* Directions
Output all the material that follows, exactly as given.

* Material to process
- - -

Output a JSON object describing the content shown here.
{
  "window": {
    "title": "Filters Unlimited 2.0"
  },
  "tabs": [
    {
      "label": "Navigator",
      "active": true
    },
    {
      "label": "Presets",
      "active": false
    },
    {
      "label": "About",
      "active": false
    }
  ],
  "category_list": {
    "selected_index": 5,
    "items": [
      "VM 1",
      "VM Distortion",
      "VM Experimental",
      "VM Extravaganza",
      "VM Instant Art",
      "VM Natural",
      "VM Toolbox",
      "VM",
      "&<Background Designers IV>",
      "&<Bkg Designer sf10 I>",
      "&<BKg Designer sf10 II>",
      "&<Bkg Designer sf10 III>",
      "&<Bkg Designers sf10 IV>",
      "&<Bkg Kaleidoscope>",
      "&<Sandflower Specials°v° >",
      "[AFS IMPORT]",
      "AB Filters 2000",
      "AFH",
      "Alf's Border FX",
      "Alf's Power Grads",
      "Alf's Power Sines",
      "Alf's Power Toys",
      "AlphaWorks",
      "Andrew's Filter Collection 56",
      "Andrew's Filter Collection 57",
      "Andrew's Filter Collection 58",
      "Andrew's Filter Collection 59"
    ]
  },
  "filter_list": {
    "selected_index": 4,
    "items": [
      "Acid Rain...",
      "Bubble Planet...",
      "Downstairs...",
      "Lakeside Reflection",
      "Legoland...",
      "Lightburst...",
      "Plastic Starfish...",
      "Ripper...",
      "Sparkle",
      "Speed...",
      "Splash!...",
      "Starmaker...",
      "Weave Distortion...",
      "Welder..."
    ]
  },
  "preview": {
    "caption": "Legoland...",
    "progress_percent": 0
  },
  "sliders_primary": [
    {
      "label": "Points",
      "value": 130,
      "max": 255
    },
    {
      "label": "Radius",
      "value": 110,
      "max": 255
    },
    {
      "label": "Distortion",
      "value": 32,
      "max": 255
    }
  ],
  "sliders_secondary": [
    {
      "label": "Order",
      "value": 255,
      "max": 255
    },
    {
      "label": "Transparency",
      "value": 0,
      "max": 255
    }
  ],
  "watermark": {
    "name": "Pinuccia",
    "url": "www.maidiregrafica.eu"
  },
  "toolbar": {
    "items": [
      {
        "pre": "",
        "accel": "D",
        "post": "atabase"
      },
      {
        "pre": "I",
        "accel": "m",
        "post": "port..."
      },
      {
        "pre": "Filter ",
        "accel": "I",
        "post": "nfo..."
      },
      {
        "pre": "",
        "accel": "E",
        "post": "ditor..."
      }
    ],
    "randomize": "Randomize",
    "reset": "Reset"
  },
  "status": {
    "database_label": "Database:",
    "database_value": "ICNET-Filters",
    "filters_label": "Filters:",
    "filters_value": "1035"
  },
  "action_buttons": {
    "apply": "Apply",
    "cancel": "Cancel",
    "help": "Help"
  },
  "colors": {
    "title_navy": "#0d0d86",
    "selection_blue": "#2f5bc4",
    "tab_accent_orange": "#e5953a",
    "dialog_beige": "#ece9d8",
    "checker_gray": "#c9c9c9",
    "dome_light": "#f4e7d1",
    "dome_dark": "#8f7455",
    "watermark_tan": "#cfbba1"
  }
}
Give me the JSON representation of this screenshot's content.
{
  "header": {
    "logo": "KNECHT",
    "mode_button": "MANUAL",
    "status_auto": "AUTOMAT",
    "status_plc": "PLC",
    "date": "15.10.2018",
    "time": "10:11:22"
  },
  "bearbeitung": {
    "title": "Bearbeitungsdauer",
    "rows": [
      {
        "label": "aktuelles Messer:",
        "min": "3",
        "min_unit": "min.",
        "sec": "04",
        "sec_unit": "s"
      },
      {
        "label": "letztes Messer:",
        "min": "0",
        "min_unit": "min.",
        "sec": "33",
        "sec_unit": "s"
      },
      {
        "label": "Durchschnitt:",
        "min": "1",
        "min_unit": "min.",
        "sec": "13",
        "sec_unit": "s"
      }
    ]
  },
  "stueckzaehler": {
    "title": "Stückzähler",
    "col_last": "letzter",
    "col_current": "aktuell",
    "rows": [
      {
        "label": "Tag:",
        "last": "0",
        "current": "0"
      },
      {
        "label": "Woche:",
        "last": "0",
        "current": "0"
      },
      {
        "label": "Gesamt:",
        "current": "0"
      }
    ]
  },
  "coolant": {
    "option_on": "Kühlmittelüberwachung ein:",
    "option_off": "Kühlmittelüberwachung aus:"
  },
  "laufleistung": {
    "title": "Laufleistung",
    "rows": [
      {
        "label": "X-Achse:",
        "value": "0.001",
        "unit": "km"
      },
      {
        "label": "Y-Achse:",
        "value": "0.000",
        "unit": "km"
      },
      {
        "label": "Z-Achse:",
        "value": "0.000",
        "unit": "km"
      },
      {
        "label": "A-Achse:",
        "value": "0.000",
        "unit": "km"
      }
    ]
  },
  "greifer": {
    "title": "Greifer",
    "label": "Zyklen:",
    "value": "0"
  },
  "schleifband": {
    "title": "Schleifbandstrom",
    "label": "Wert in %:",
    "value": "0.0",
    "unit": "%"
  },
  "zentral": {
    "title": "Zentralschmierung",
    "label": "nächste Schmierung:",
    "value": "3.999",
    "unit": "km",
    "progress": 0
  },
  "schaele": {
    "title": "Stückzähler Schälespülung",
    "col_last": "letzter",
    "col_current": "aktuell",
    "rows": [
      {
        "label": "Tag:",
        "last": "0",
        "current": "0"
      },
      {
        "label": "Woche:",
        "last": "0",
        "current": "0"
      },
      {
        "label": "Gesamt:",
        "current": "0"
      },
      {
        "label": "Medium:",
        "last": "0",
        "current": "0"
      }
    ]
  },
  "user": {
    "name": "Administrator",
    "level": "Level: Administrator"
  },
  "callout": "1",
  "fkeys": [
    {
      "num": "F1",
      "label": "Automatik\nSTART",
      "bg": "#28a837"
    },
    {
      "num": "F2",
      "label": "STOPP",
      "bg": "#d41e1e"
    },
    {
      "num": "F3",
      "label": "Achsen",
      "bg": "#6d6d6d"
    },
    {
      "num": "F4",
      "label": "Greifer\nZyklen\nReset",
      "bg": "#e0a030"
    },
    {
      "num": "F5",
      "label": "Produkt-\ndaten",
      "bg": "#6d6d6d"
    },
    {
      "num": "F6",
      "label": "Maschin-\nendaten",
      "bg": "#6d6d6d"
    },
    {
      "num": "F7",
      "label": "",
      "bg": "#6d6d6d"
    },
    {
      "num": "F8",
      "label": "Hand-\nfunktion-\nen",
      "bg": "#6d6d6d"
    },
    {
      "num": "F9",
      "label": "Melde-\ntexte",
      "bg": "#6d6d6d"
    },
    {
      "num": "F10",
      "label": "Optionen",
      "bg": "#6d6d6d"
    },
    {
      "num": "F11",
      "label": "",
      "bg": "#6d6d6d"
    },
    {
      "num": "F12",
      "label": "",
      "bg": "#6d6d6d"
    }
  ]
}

- - -

* Output for this task
Output a JSON object describing the content shown here.
{
  "window": {
    "title": "Filters Unlimited 2.0"
  },
  "tabs": [
    {
      "label": "Navigator",
      "active": true
    },
    {
      "label": "Presets",
      "active": false
    },
    {
      "label": "About",
      "active": false
    }
  ],
  "category_list": {
    "selected_index": 5,
    "items": [
      "VM 1",
      "VM Distortion",
      "VM Experimental",
      "VM Extravaganza",
      "VM Instant Art",
      "VM Natural",
      "VM Toolbox",
      "VM",
      "&<Background Designers IV>",
      "&<Bkg Designer sf10 I>",
      "&<BKg Designer sf10 II>",
      "&<Bkg Designer sf10 III>",
      "&<Bkg Designers sf10 IV>",
      "&<Bkg Kaleidoscope>",
      "&<Sandflower Specials°v° >",
      "[AFS IMPORT]",
      "AB Filters 2000",
      "AFH",
      "Alf's Border FX",
      "Alf's Power Grads",
      "Alf's Power Sines",
      "Alf's Power Toys",
      "AlphaWorks",
      "Andrew's Filter Collection 56",
      "Andrew's Filter Collection 57",
      "Andrew's Filter Collection 58",
      "Andrew's Filter Collection 59"
    ]
  },
  "filter_list": {
    "selected_index": 4,
    "items": [
      "Acid Rain...",
      "Bubble Planet...",
      "Downstairs...",
      "Lakeside Reflection",
      "Legoland...",
      "Lightburst...",
      "Plastic Starfish...",
      "Ripper...",
      "Sparkle",
      "Speed...",
      "Splash!...",
      "Starmaker...",
      "Weave Distortion...",
      "Welder..."
    ]
  },
  "preview": {
    "caption": "Legoland...",
    "progress_percent": 0
  },
  "sliders_primary": [
    {
      "label": "Points",
      "value": 130,
      "max": 255
    },
    {
      "label": "Radius",
      "value": 110,
      "max": 255
    },
    {
      "label": "Distortion",
      "value": 32,
      "max": 255
    }
  ],
  "sliders_secondary": [
    {
      "label": "Order",
      "value": 255,
      "max": 255
    },
    {
      "label": "Transparency",
      "value": 0,
      "max": 255
    }
  ],
  "watermark": {
    "name": "Pinuccia",
    "url": "www.maidiregrafica.eu"
  },
  "toolbar": {
    "items": [
      {
        "pre": "",
        "accel": "D",
        "post": "atabase"
      },
      {
        "pre": "I",
        "accel": "m",
        "post": "port..."
      },
      {
        "pre": "Filter ",
        "accel": "I",
        "post": "nfo..."
      },
      {
        "pre": "",
        "accel": "E",
        "post": "ditor..."
      }
    ],
    "randomize": "Randomize",
    "reset": "Reset"
  },
  "status": {
    "database_label": "Database:",
    "database_value": "ICNET-Filters",
    "filters_label": "Filters:",
    "filters_value": "1035"
  },
  "action_buttons": {
    "apply": "Apply",
    "cancel": "Cancel",
    "help": "Help"
  },
  "colors": {
    "title_navy": "#0d0d86",
    "selection_blue": "#2f5bc4",
    "tab_accent_orange": "#e5953a",
    "dialog_beige": "#ece9d8",
    "checker_gray": "#c9c9c9",
    "dome_light": "#f4e7d1",
    "dome_dark": "#8f7455",
    "watermark_tan": "#cfbba1"
  }
}
Give me the JSON representation of this screenshot's content.
{
  "header": {
    "logo": "KNECHT",
    "mode_button": "MANUAL",
    "status_auto": "AUTOMAT",
    "status_plc": "PLC",
    "date": "15.10.2018",
    "time": "10:11:22"
  },
  "bearbeitung": {
    "title": "Bearbeitungsdauer",
    "rows": [
      {
        "label": "aktuelles Messer:",
        "min": "3",
        "min_unit": "min.",
        "sec": "04",
        "sec_unit": "s"
      },
      {
        "label": "letztes Messer:",
        "min": "0",
        "min_unit": "min.",
        "sec": "33",
        "sec_unit": "s"
      },
      {
        "label": "Durchschnitt:",
        "min": "1",
        "min_unit": "min.",
        "sec": "13",
        "sec_unit": "s"
      }
    ]
  },
  "stueckzaehler": {
    "title": "Stückzähler",
    "col_last": "letzter",
    "col_current": "aktuell",
    "rows": [
      {
        "label": "Tag:",
        "last": "0",
        "current": "0"
      },
      {
        "label": "Woche:",
        "last": "0",
        "current": "0"
      },
      {
        "label": "Gesamt:",
        "current": "0"
      }
    ]
  },
  "coolant": {
    "option_on": "Kühlmittelüberwachung ein:",
    "option_off": "Kühlmittelüberwachung aus:"
  },
  "laufleistung": {
    "title": "Laufleistung",
    "rows": [
      {
        "label": "X-Achse:",
        "value": "0.001",
        "unit": "km"
      },
      {
        "label": "Y-Achse:",
        "value": "0.000",
        "unit": "km"
      },
      {
        "label": "Z-Achse:",
        "value": "0.000",
        "unit": "km"
      },
      {
        "label": "A-Achse:",
        "value": "0.000",
        "unit": "km"
      }
    ]
  },
  "greifer": {
    "title": "Greifer",
    "label": "Zyklen:",
    "value": "0"
  },
  "schleifband": {
    "title": "Schleifbandstrom",
    "label": "Wert in %:",
    "value": "0.0",
    "unit": "%"
  },
  "zentral": {
    "title": "Zentralschmierung",
    "label": "nächste Schmierung:",
    "value": "3.999",
    "unit": "km",
    "progress": 0
  },
  "schaele": {
    "title": "Stückzähler Schälespülung",
    "col_last": "letzter",
    "col_current": "aktuell",
    "rows": [
      {
        "label": "Tag:",
        "last": "0",
        "current": "0"
      },
      {
        "label": "Woche:",
        "last": "0",
        "current": "0"
      },
      {
        "label": "Gesamt:",
        "current": "0"
      },
      {
        "label": "Medium:",
        "last": "0",
        "current": "0"
      }
    ]
  },
  "user": {
    "name": "Administrator",
    "level": "Level: Administrator"
  },
  "callout": "1",
  "fkeys": [
    {
      "num": "F1",
      "label": "Automatik\nSTART",
      "bg": "#28a837"
    },
    {
      "num": "F2",
      "label": "STOPP",
      "bg": "#d41e1e"
    },
    {
      "num": "F3",
      "label": "Achsen",
      "bg": "#6d6d6d"
    },
    {
      "num": "F4",
      "label": "Greifer\nZyklen\nReset",
      "bg": "#e0a030"
    },
    {
      "num": "F5",
      "label": "Produkt-\ndaten",
      "bg": "#6d6d6d"
    },
    {
      "num": "F6",
      "label": "Maschin-\nendaten",
      "bg": "#6d6d6d"
    },
    {
      "num": "F7",
      "label": "",
      "bg": "#6d6d6d"
    },
    {
      "num": "F8",
      "label": "Hand-\nfunktion-\nen",
      "bg": "#6d6d6d"
    },
    {
      "num": "F9",
      "label": "Melde-\ntexte",
      "bg": "#6d6d6d"
    },
    {
      "num": "F10",
      "label": "Optionen",
      "bg": "#6d6d6d"
    },
    {
      "num": "F11",
      "label": "",
      "bg": "#6d6d6d"
    },
    {
      "num": "F12",
      "label": "",
      "bg": "#6d6d6d"
    }
  ]
}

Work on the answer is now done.